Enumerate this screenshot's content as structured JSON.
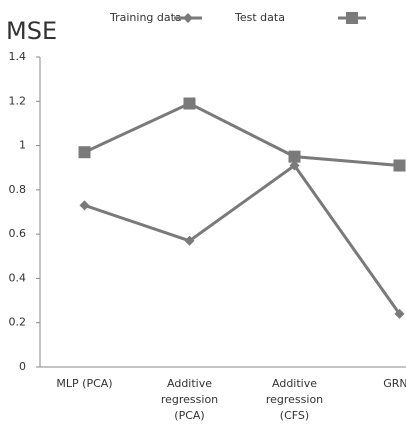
{
  "chart_data": {
    "type": "line",
    "title": "MSE",
    "categories": [
      "MLP (PCA)",
      "Additive regression (PCA)",
      "Additive regression (CFS)",
      "GRNN"
    ],
    "series": [
      {
        "name": "Training data",
        "color": "#7a7a7a",
        "marker": "diamond",
        "values": [
          0.73,
          0.57,
          0.91,
          0.24
        ]
      },
      {
        "name": "Test  data",
        "color": "#7a7a7a",
        "marker": "square",
        "values": [
          0.97,
          1.19,
          0.95,
          0.91
        ]
      }
    ],
    "ylim": [
      0,
      1.4
    ],
    "yticks": [
      0,
      0.2,
      0.4,
      0.6,
      0.8,
      1,
      1.2,
      1.4
    ]
  }
}
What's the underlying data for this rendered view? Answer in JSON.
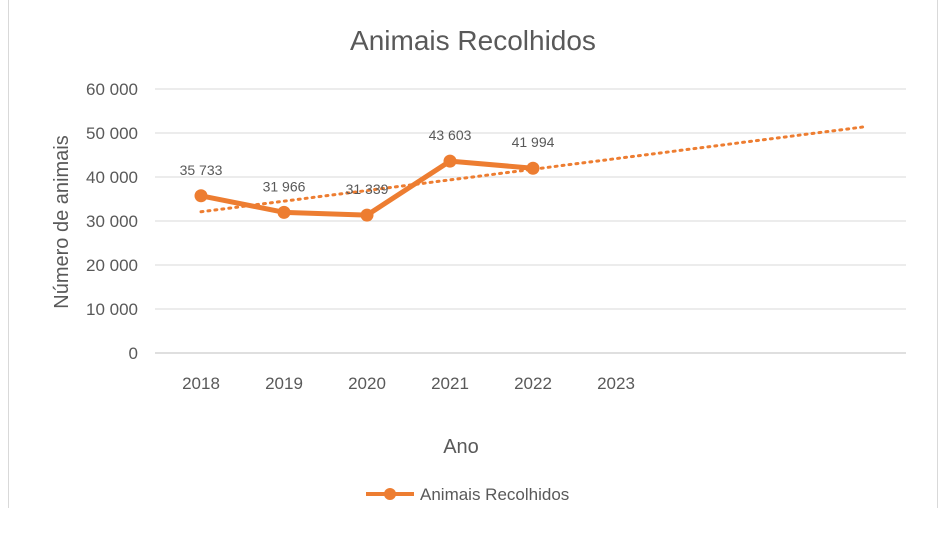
{
  "chart_data": {
    "type": "line",
    "title": "Animais Recolhidos",
    "xlabel": "Ano",
    "ylabel": "Número de animais",
    "categories": [
      "2018",
      "2019",
      "2020",
      "2021",
      "2022",
      "2023"
    ],
    "ylim": [
      0,
      60000
    ],
    "yticks": [
      0,
      10000,
      20000,
      30000,
      40000,
      50000,
      60000
    ],
    "ytick_labels": [
      "0",
      "10 000",
      "20 000",
      "30 000",
      "40 000",
      "50 000",
      "60 000"
    ],
    "grid": true,
    "legend": "bottom",
    "series": [
      {
        "name": "Animais Recolhidos",
        "color": "#ed7d31",
        "values": [
          35733,
          31966,
          31339,
          43603,
          41994,
          null
        ],
        "data_labels": [
          "35 733",
          "31 966",
          "31 339",
          "43 603",
          "41 994",
          ""
        ]
      }
    ],
    "trendline": {
      "type": "linear",
      "style": "dotted",
      "color": "#ed7d31"
    }
  }
}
═══
YOUR TASK: Pictures stay out; reproduce every line of the records exactly.

CORRECT ANSWER:
Enumerate this screenshot's content as structured JSON.
{
  "chart_data": {
    "type": "line",
    "title": "MSE",
    "categories": [
      "MLP (PCA)",
      "Additive regression (PCA)",
      "Additive regression (CFS)",
      "GRNN"
    ],
    "series": [
      {
        "name": "Training data",
        "color": "#7a7a7a",
        "marker": "diamond",
        "values": [
          0.73,
          0.57,
          0.91,
          0.24
        ]
      },
      {
        "name": "Test  data",
        "color": "#7a7a7a",
        "marker": "square",
        "values": [
          0.97,
          1.19,
          0.95,
          0.91
        ]
      }
    ],
    "ylim": [
      0,
      1.4
    ],
    "yticks": [
      0,
      0.2,
      0.4,
      0.6,
      0.8,
      1,
      1.2,
      1.4
    ]
  }
}
What's the underlying data for this rendered view? Answer in JSON.
{
  "chart_data": {
    "type": "line",
    "title": "Animais Recolhidos",
    "xlabel": "Ano",
    "ylabel": "Número de animais",
    "categories": [
      "2018",
      "2019",
      "2020",
      "2021",
      "2022",
      "2023"
    ],
    "ylim": [
      0,
      60000
    ],
    "yticks": [
      0,
      10000,
      20000,
      30000,
      40000,
      50000,
      60000
    ],
    "ytick_labels": [
      "0",
      "10 000",
      "20 000",
      "30 000",
      "40 000",
      "50 000",
      "60 000"
    ],
    "grid": true,
    "legend": "bottom",
    "series": [
      {
        "name": "Animais Recolhidos",
        "color": "#ed7d31",
        "values": [
          35733,
          31966,
          31339,
          43603,
          41994,
          null
        ],
        "data_labels": [
          "35 733",
          "31 966",
          "31 339",
          "43 603",
          "41 994",
          ""
        ]
      }
    ],
    "trendline": {
      "type": "linear",
      "style": "dotted",
      "color": "#ed7d31"
    }
  }
}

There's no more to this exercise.